Return the full set of entries below exactly, leaving every image out.

[Supplied information Boundary: Start]

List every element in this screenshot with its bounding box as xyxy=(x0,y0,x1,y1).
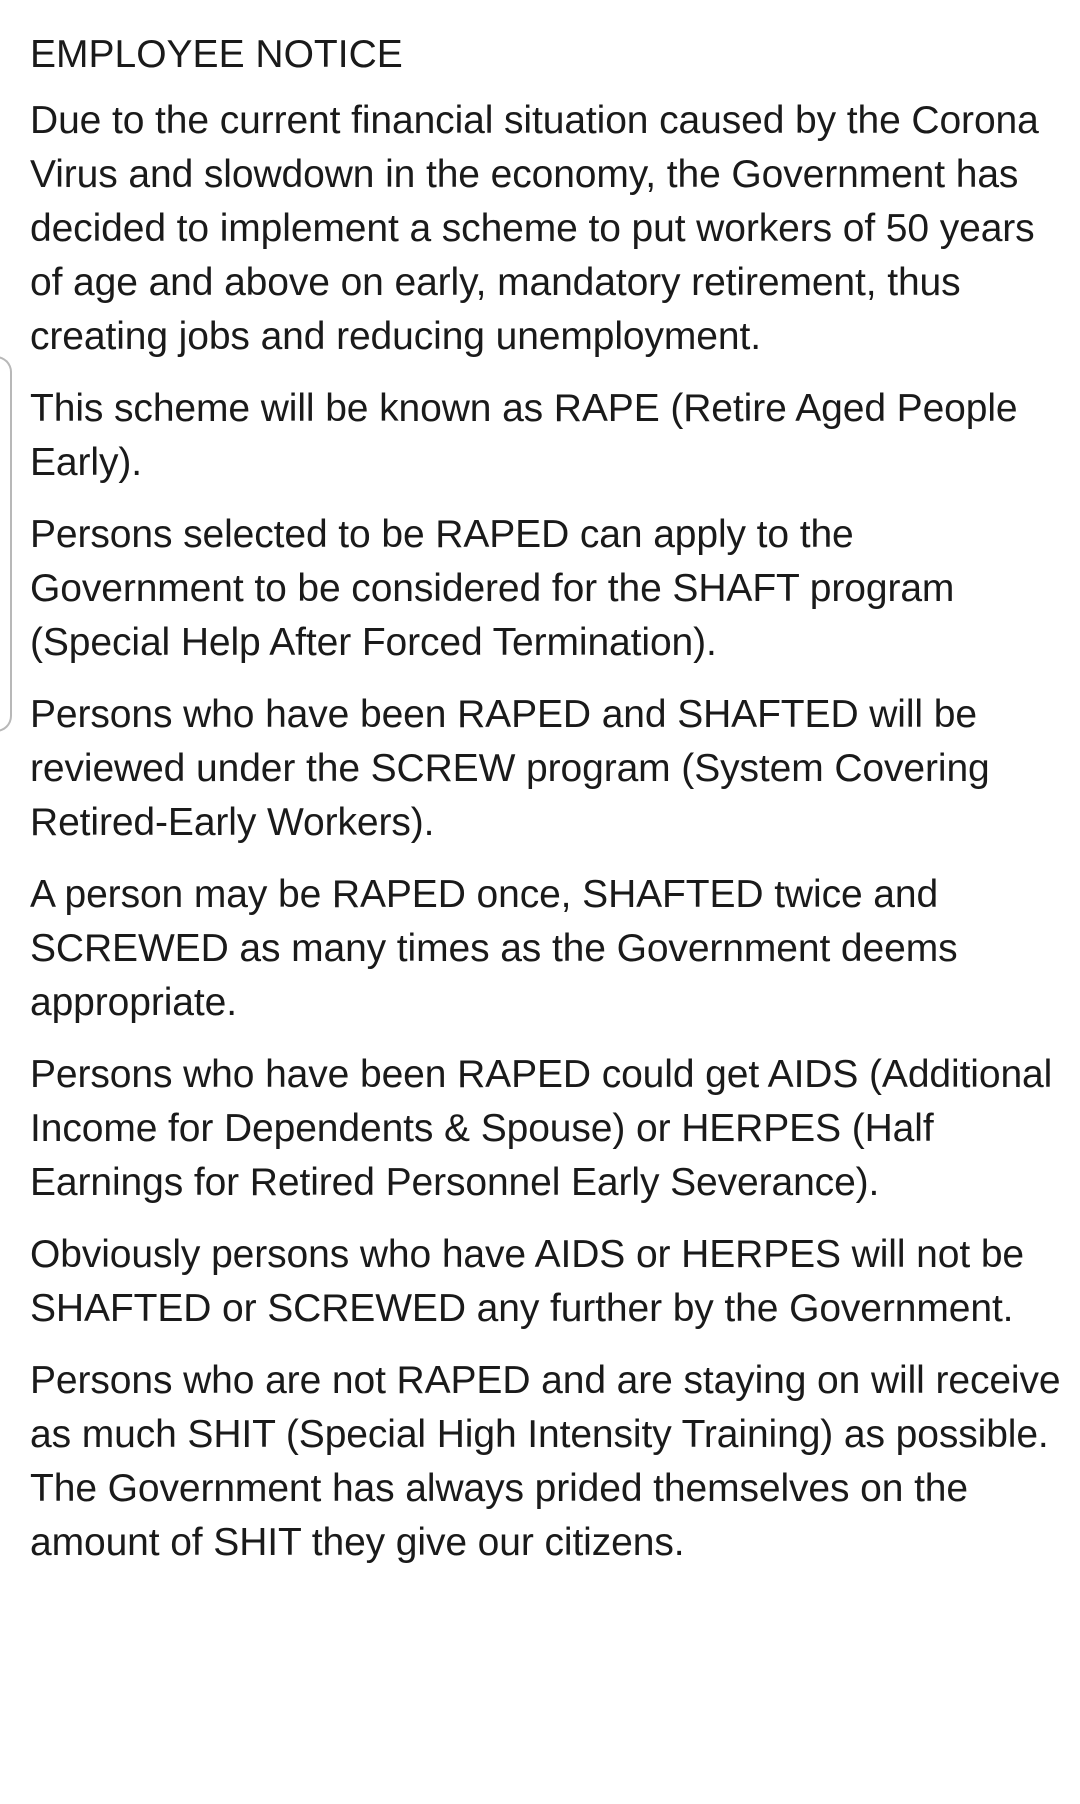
notice-document xyxy=(30,28,1065,1588)
scroll-edge-indicator xyxy=(0,356,12,732)
notice-paragraph-7: Obviously persons who have AIDS or HERPES will not be SHAFTED or SCREWED any further by the Government. xyxy=(30,1233,1024,1330)
notice-paragraph-2: This scheme will be known as RAPE (Retire Aged People Early). xyxy=(30,387,1018,484)
notice-paragraph-4: Persons who have been RAPED and SHAFTED will be reviewed under the SCREW program (System Covering Retired-Early Workers). xyxy=(30,693,990,844)
notice-paragraph-3: Persons selected to be RAPED can apply to the Government to be considered for the SHAFT program (Special Help After Forced Termination). xyxy=(30,513,955,664)
notice-paragraph-1: Due to the current financial situation caused by the Corona Virus and slowdown in the economy, the Government has decided to implement a scheme to put workers of 50 years of age and above on early, mandatory retirement, thus creating jobs and reducing unemployment. xyxy=(30,99,1039,358)
notice-paragraph-8: Persons who are not RAPED and are staying on will receive as much SHIT (Special High Intensity Training) as possible. The Government has always prided themselves on the amount of SHIT they give our citizens. xyxy=(30,1359,1061,1564)
notice-title: EMPLOYEE NOTICE xyxy=(30,33,403,76)
notice-paragraph-5: A person may be RAPED once, SHAFTED twice and SCREWED as many times as the Government deems appropriate. xyxy=(30,873,958,1024)
notice-paragraph-6: Persons who have been RAPED could get AIDS (Additional Income for Dependents & Spouse) or HERPES (Half Earnings for Retired Personnel Early Severance). xyxy=(30,1053,1053,1204)
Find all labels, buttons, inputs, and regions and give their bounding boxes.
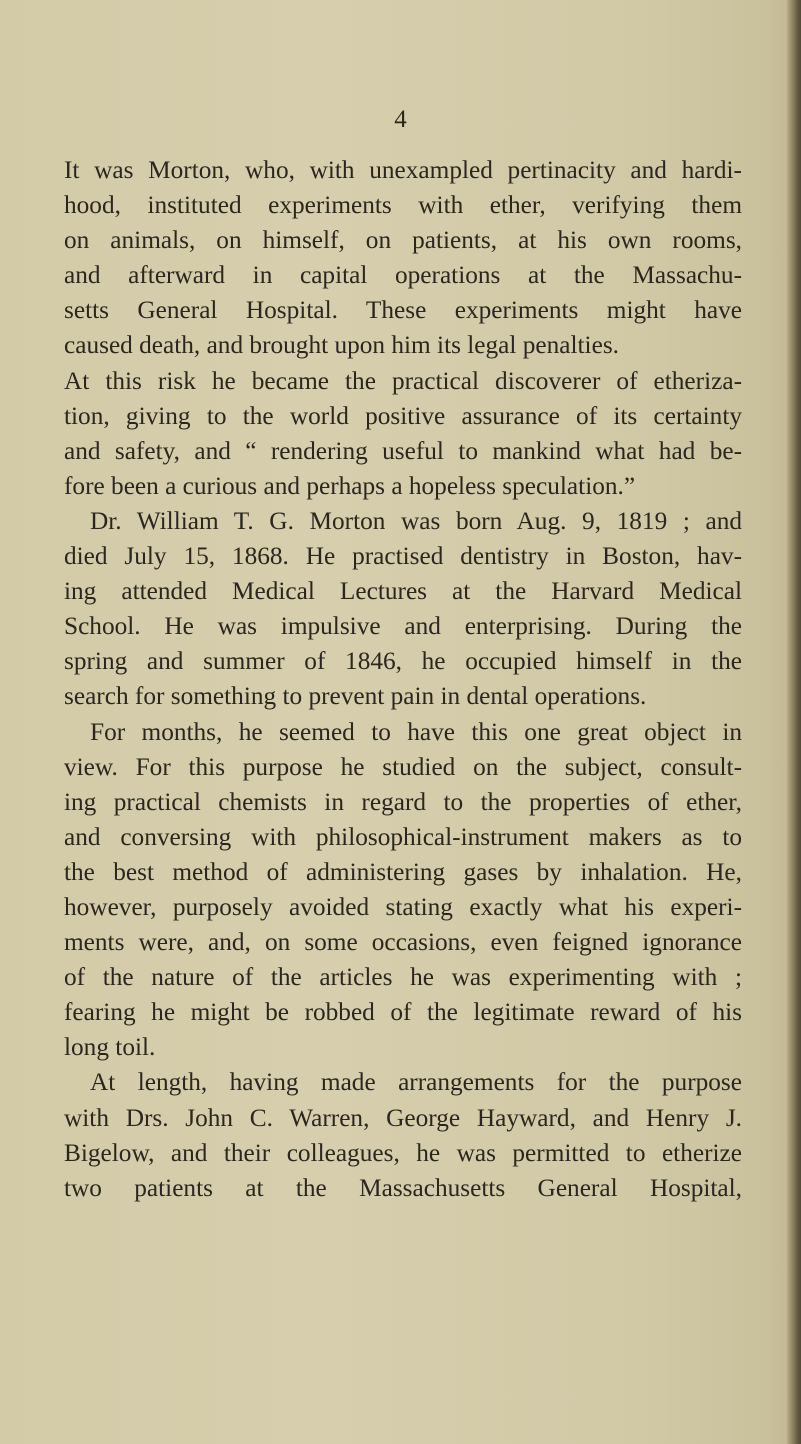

[Supplied information Boundary: End]

§ **Result of the task**:
List every element in this screenshot with its bounding box as xyxy=(x0,y0,x1,y1).
notice-document xyxy=(30,28,1065,1588)
scroll-edge-indicator xyxy=(0,356,12,732)
notice-paragraph-7: Obviously persons who have AIDS or HERPES will not be SHAFTED or SCREWED any further by the Government. xyxy=(30,1233,1024,1330)
notice-paragraph-2: This scheme will be known as RAPE (Retire Aged People Early). xyxy=(30,387,1018,484)
notice-paragraph-4: Persons who have been RAPED and SHAFTED will be reviewed under the SCREW program (System Covering Retired-Early Workers). xyxy=(30,693,990,844)
notice-paragraph-3: Persons selected to be RAPED can apply to the Government to be considered for the SHAFT program (Special Help After Forced Termination). xyxy=(30,513,955,664)
notice-paragraph-1: Due to the current financial situation caused by the Corona Virus and slowdown in the economy, the Government has decided to implement a scheme to put workers of 50 years of age and above on early, mandatory retirement, thus creating jobs and reducing unemployment. xyxy=(30,99,1039,358)
notice-paragraph-8: Persons who are not RAPED and are staying on will receive as much SHIT (Special High Intensity Training) as possible. The Government has always prided themselves on the amount of SHIT they give our citizens. xyxy=(30,1359,1061,1564)
notice-title: EMPLOYEE NOTICE xyxy=(30,33,403,76)
notice-paragraph-5: A person may be RAPED once, SHAFTED twice and SCREWED as many times as the Government deems appropriate. xyxy=(30,873,958,1024)
notice-paragraph-6: Persons who have been RAPED could get AIDS (Additional Income for Dependents & Spouse) or HERPES (Half Earnings for Retired Personnel Early Severance). xyxy=(30,1053,1053,1204)
Find all labels, buttons, inputs, and regions and give their bounding boxes.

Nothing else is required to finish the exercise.